[Data entries]
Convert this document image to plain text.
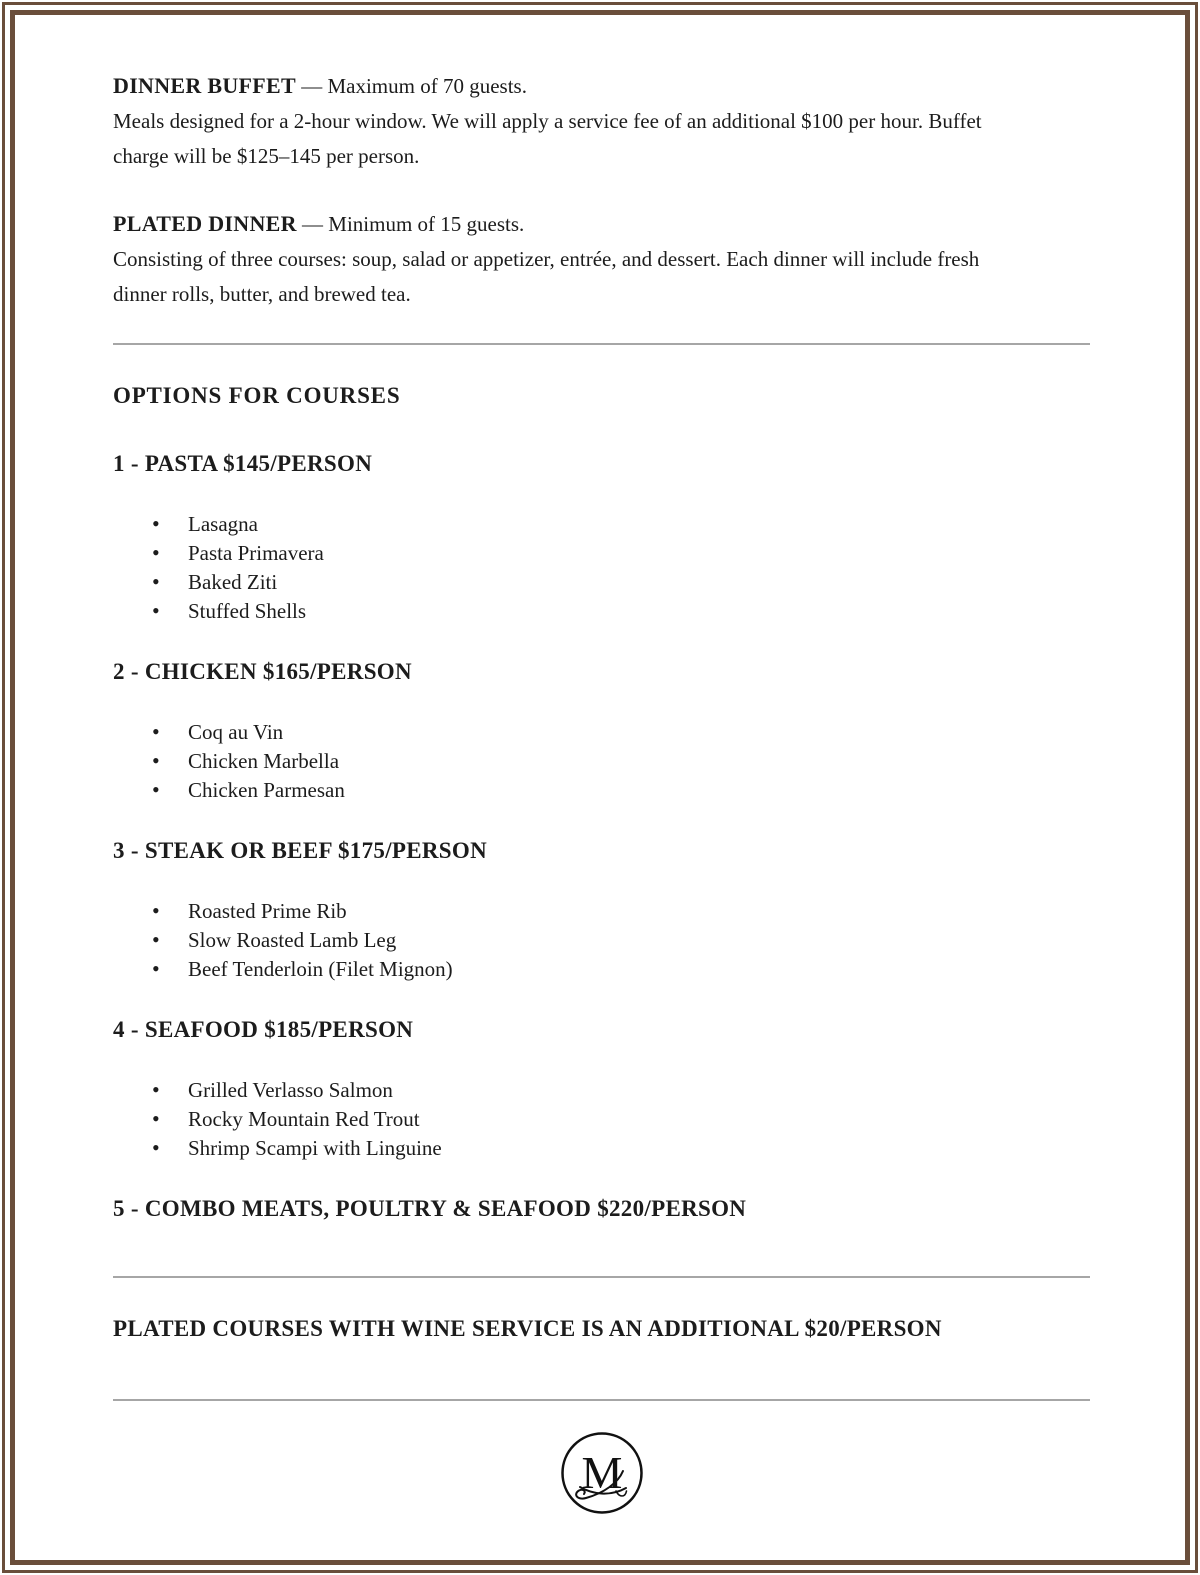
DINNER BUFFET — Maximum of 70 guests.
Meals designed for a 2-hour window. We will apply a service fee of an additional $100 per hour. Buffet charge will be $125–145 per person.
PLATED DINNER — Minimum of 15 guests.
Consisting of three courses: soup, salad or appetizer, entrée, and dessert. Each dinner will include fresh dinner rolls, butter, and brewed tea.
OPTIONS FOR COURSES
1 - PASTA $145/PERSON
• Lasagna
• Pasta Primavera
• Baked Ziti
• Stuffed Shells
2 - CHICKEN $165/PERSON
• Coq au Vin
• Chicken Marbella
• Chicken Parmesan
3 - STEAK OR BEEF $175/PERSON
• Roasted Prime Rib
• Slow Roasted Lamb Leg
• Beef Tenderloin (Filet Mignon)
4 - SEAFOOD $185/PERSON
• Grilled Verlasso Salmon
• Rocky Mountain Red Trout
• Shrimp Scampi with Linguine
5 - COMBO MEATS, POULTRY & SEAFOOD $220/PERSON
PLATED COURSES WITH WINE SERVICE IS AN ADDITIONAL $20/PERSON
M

• [The exercise]:
Identify each line in the entries with the word "PLATED" and copy it.

• [Result]:
PLATED DINNER — Minimum of 15 guests.
PLATED COURSES WITH WINE SERVICE IS AN ADDITIONAL $20/PERSON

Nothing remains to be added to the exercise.